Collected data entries
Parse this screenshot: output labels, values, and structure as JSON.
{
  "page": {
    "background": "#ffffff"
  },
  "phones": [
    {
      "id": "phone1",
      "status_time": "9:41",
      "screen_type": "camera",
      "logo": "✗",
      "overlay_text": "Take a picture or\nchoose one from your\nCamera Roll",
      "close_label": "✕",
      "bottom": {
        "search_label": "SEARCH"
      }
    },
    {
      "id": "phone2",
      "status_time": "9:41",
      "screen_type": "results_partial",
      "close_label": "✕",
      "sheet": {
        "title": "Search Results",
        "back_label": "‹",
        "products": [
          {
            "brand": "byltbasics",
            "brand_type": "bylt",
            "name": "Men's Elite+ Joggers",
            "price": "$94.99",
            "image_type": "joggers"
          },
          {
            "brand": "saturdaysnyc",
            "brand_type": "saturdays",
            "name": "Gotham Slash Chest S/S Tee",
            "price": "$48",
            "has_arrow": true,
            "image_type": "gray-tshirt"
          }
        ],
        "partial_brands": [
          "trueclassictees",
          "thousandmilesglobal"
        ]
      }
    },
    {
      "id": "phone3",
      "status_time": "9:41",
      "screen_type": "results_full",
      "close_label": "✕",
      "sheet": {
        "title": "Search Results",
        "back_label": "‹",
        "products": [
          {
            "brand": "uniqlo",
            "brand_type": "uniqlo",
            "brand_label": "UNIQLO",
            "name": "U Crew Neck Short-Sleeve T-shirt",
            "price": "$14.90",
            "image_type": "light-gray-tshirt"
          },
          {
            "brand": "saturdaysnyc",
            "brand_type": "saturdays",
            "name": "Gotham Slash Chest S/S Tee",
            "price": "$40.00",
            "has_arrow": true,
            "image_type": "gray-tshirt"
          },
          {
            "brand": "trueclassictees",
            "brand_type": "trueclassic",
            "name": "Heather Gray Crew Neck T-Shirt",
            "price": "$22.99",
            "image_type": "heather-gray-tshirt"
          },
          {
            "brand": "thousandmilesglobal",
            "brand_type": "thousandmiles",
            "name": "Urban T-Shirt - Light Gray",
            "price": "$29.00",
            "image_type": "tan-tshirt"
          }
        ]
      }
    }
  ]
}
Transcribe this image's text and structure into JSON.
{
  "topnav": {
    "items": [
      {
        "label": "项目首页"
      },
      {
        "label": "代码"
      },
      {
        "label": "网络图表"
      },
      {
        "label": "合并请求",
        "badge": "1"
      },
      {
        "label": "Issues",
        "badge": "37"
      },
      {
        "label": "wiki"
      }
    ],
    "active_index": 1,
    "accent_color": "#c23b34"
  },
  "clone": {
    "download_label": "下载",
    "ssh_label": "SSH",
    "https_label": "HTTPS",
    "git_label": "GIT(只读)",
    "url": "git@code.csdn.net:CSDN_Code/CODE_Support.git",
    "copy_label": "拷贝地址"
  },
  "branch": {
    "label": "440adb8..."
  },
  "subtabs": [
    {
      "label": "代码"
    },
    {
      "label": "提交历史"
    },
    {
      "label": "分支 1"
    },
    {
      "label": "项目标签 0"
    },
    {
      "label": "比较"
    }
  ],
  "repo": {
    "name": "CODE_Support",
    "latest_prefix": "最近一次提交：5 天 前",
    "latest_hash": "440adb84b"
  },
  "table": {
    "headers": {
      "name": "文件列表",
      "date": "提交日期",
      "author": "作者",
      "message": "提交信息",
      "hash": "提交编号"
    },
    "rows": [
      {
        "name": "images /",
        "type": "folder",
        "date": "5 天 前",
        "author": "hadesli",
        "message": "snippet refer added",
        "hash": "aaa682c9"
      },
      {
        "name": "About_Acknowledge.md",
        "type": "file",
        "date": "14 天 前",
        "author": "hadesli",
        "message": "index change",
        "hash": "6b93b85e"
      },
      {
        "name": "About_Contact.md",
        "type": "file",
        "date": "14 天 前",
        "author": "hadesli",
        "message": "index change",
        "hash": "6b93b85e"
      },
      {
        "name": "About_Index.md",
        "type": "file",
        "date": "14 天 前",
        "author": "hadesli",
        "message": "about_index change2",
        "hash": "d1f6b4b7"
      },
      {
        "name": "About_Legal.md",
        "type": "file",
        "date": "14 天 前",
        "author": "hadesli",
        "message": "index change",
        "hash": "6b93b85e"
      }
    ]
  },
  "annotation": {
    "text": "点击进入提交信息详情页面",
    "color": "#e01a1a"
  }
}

**Brief:** Find every line that has "tshirt" in it, then return those lines.

**Output for this task:**
            "image_type": "gray-tshirt"
            "image_type": "light-gray-tshirt"
            "image_type": "gray-tshirt"
            "image_type": "heather-gray-tshirt"
            "image_type": "tan-tshirt"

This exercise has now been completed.